» 依頼事項:
A. 次の(i)〜(iii)は文書の抜粋の内容と合っていますか。それぞれ「はい」か「いいえ」で答え、判断の決め手となる本文の語句をそのまま引用してください。
(i) 市東さんは「器物損壊」罪で4時30分に逮捕された。
(ii) 現場から逃げ去ったのは機動隊だった。
(iii) 市東さんは「堀ノ内の畑」から引き返してきた。
B. データブロックのエントリのうち、「1140, 723, 1165]」を含む行から「468, 814, 493]」を含む行までを、両端の行も含めてそのまま出力してください。

» 文書の抜粋:
----

市東宅当番から通報を受けた市東さんはゴルフ場先にある「堀ノ内の畑」からとって返し、この作業に対して猛然と抗議を始めた。「ここは生活道路であり営農道路だ。使っている人間がいるのに閉鎖するとは生活破壊だっ!」。NAAと業者が逃げ去るときびすを接して機動隊が来、公安警察がかけつけ、4時30分、市東さんを「器物損壊」罪で不当逮捕したのだ。
ここへ急を聞いてかけつけた萩原進さんら反対同盟、現地支援多数がおしかけ、市東さんの身柄防衛をめぐる肉弾戦となった。萩原さんは必死の形相で機動隊・公安警察に対決し「市東さんを逮捕するなら俺も一緒に逮捕しろ」と、市東さんの腕と手錠の間に我が腕を差し込んで、身柄拘束と対峙した。
現闘員も「こんな違法な閉鎖があるか。団結街道閉鎖は断じて認められない」「市東さんの抗議は正当だ」と権力に立ちふさがった。

----

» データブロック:
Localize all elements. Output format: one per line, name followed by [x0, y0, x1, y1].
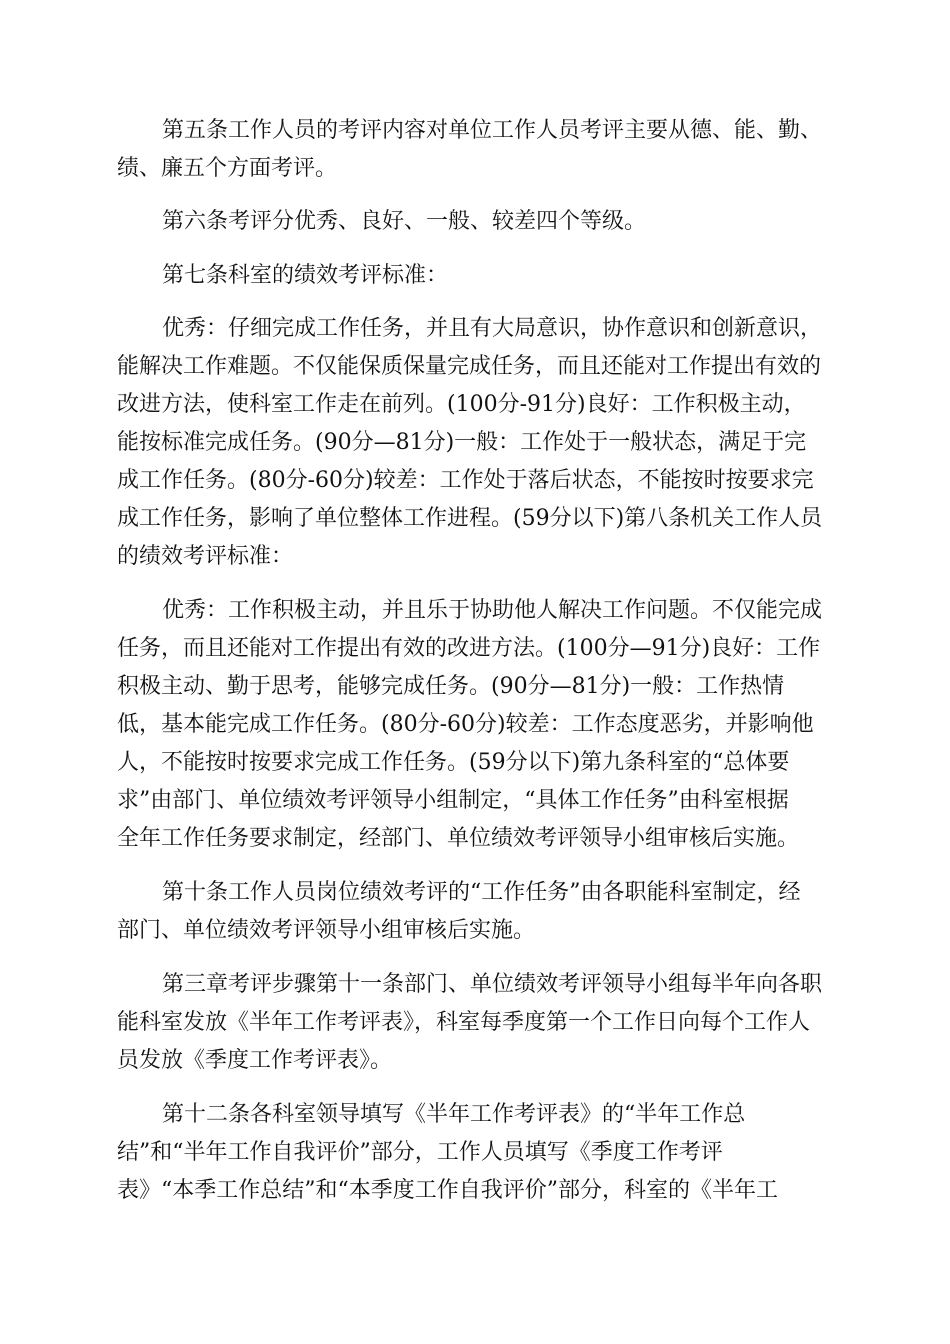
paragraph-article-12-line-2: 结”和“半年工作自我评价”部分，工作人员填写《季度工作考评: [117, 1140, 723, 1165]
paragraph-chapter-3-line-1: 第三章考评步骤第十一条部门、单位绩效考评领导小组每半年向各职: [162, 972, 823, 997]
paragraph-chapter-3-line-2: 能科室发放《半年工作考评表》，科室每季度第一个工作日向每个工作人: [117, 1010, 811, 1035]
paragraph-article-12-line-3: 表》“本季工作总结”和“本季度工作自我评价”部分，科室的《半年工: [117, 1178, 778, 1203]
paragraph-article-5-line-1: 第五条工作人员的考评内容对单位工作人员考评主要从德、能、勤、: [162, 118, 823, 143]
paragraph-staff-standards-line-3: 积极主动、勤于思考，能够完成任务。(90分—81分)一般：工作热情: [117, 674, 785, 699]
paragraph-dept-standards-line-7: 的绩效考评标准：: [117, 544, 294, 569]
paragraph-article-12-line-1: 第十二条各科室领导填写《半年工作考评表》的“半年工作总: [162, 1102, 746, 1127]
paragraph-dept-standards-line-3: 改进方法，使科室工作走在前列。(100分-91分)良好：工作积极主动，: [117, 392, 806, 417]
paragraph-staff-standards-line-6: 求”由部门、单位绩效考评领导小组制定，“具体工作任务”由科室根据: [117, 788, 789, 813]
paragraph-staff-standards-line-1: 优秀：工作积极主动，并且乐于协助他人解决工作问题。不仅能完成: [162, 598, 823, 623]
paragraph-staff-standards-line-7: 全年工作任务要求制定，经部门、单位绩效考评领导小组审核后实施。: [117, 826, 800, 851]
paragraph-article-5-line-2: 绩、廉五个方面考评。: [117, 156, 338, 181]
paragraph-dept-standards-line-6: 成工作任务，影响了单位整体工作进程。(59分以下)第八条机关工作人员: [117, 506, 823, 531]
paragraph-dept-standards-line-2: 能解决工作难题。不仅能保质保量完成任务，而且还能对工作提出有效的: [117, 354, 822, 379]
paragraph-staff-standards-line-2: 任务，而且还能对工作提出有效的改进方法。(100分—91分)良好：工作: [117, 636, 821, 661]
paragraph-article-6-line-1: 第六条考评分优秀、良好、一般、较差四个等级。: [162, 209, 647, 234]
paragraph-article-10-line-1: 第十条工作人员岗位绩效考评的“工作任务”由各职能科室制定，经: [162, 880, 801, 905]
paragraph-staff-standards-line-4: 低，基本能完成工作任务。(80分-60分)较差：工作态度恶劣，并影响他: [117, 712, 814, 737]
paragraph-dept-standards-line-4: 能按标准完成任务。(90分—81分)一般：工作处于一般状态，满足于完: [117, 430, 807, 455]
paragraph-dept-standards-line-1: 优秀：仔细完成工作任务，并且有大局意识，协作意识和创新意识，: [162, 316, 823, 341]
paragraph-article-7-line-1: 第七条科室的绩效考评标准：: [162, 263, 449, 288]
paragraph-chapter-3-line-3: 员发放《季度工作考评表》。: [117, 1048, 393, 1073]
paragraph-article-10-line-2: 部门、单位绩效考评领导小组审核后实施。: [117, 918, 536, 943]
paragraph-dept-standards-line-5: 成工作任务。(80分-60分)较差：工作处于落后状态，不能按时按要求完: [117, 468, 814, 493]
paragraph-staff-standards-line-5: 人，不能按时按要求完成工作任务。(59分以下)第九条科室的“总体要: [117, 750, 790, 775]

----

» 詳しい解答:
A.
(i) はい。『4時30分、市東さんを「器物損壊」罪で不当逮捕したのだ』
(ii) いいえ。『NAAと業者が逃げ去るときびすを接して機動隊が来』
(iii) はい。『ゴルフ場先にある「堀ノ内の畑」からとって返し』

B.
paragraph-article-12-line-2: 结”和“半年工作自我评价”部分，工作人员填写《季度工作考评: [117, 1140, 723, 1165]
paragraph-chapter-3-line-1: 第三章考评步骤第十一条部门、单位绩效考评领导小组每半年向各职: [162, 972, 823, 997]
paragraph-chapter-3-line-2: 能科室发放《半年工作考评表》，科室每季度第一个工作日向每个工作人: [117, 1010, 811, 1035]
paragraph-article-12-line-3: 表》“本季工作总结”和“本季度工作自我评价”部分，科室的《半年工: [117, 1178, 778, 1203]
paragraph-article-5-line-1: 第五条工作人员的考评内容对单位工作人员考评主要从德、能、勤、: [162, 118, 823, 143]
paragraph-staff-standards-line-3: 积极主动、勤于思考，能够完成任务。(90分—81分)一般：工作热情: [117, 674, 785, 699]
paragraph-dept-standards-line-7: 的绩效考评标准：: [117, 544, 294, 569]
paragraph-article-12-line-1: 第十二条各科室领导填写《半年工作考评表》的“半年工作总: [162, 1102, 746, 1127]
paragraph-dept-standards-line-3: 改进方法，使科室工作走在前列。(100分-91分)良好：工作积极主动，: [117, 392, 806, 417]
paragraph-staff-standards-line-6: 求”由部门、单位绩效考评领导小组制定，“具体工作任务”由科室根据: [117, 788, 789, 813]
paragraph-staff-standards-line-1: 优秀：工作积极主动，并且乐于协助他人解决工作问题。不仅能完成: [162, 598, 823, 623]
paragraph-staff-standards-line-7: 全年工作任务要求制定，经部门、单位绩效考评领导小组审核后实施。: [117, 826, 800, 851]
paragraph-article-5-line-2: 绩、廉五个方面考评。: [117, 156, 338, 181]
paragraph-dept-standards-line-6: 成工作任务，影响了单位整体工作进程。(59分以下)第八条机关工作人员: [117, 506, 823, 531]
paragraph-dept-standards-line-2: 能解决工作难题。不仅能保质保量完成任务，而且还能对工作提出有效的: [117, 354, 822, 379]
paragraph-staff-standards-line-2: 任务，而且还能对工作提出有效的改进方法。(100分—91分)良好：工作: [117, 636, 821, 661]
paragraph-article-6-line-1: 第六条考评分优秀、良好、一般、较差四个等级。: [162, 209, 647, 234]
paragraph-article-10-line-1: 第十条工作人员岗位绩效考评的“工作任务”由各职能科室制定，经: [162, 880, 801, 905]
paragraph-staff-standards-line-4: 低，基本能完成工作任务。(80分-60分)较差：工作态度恶劣，并影响他: [117, 712, 814, 737]
paragraph-dept-standards-line-4: 能按标准完成任务。(90分—81分)一般：工作处于一般状态，满足于完: [117, 430, 807, 455]
paragraph-dept-standards-line-1: 优秀：仔细完成工作任务，并且有大局意识，协作意识和创新意识，: [162, 316, 823, 341]
paragraph-article-7-line-1: 第七条科室的绩效考评标准：: [162, 263, 449, 288]
paragraph-chapter-3-line-3: 员发放《季度工作考评表》。: [117, 1048, 393, 1073]
paragraph-article-10-line-2: 部门、单位绩效考评领导小组审核后实施。: [117, 918, 536, 943]
paragraph-dept-standards-line-5: 成工作任务。(80分-60分)较差：工作处于落后状态，不能按时按要求完: [117, 468, 814, 493]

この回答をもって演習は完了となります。